* [TASK STATEMENT]
Transcribe the records below exactly, leaving out any pictures.

╭──

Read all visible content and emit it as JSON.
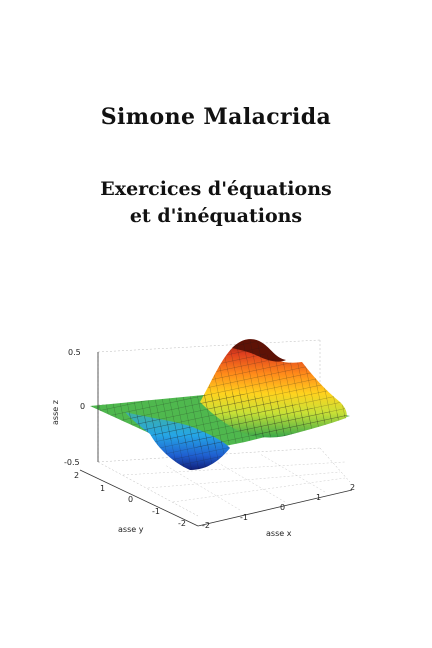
{
  "cover": {
    "author": "Simone Malacrida",
    "title_line1": "Exercices d'équations",
    "title_line2": "et d'inéquations"
  },
  "figure": {
    "z_label": "asse z",
    "y_label": "asse y",
    "x_label": "asse x",
    "z_ticks": [
      "0.5",
      "0",
      "-0.5"
    ],
    "y_ticks": [
      "2",
      "1",
      "0",
      "-1",
      "-2"
    ],
    "x_ticks": [
      "-2",
      "-1",
      "0",
      "1",
      "2"
    ]
  }
}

╰──

* [TASK RESULT]
Read all visible content and emit it as JSON.
{
  "cover": {
    "author": "Simone Malacrida",
    "title_line1": "Exercices d'équations",
    "title_line2": "et d'inéquations"
  },
  "figure": {
    "z_label": "asse z",
    "y_label": "asse y",
    "x_label": "asse x",
    "z_ticks": [
      "0.5",
      "0",
      "-0.5"
    ],
    "y_ticks": [
      "2",
      "1",
      "0",
      "-1",
      "-2"
    ],
    "x_ticks": [
      "-2",
      "-1",
      "0",
      "1",
      "2"
    ]
  }
}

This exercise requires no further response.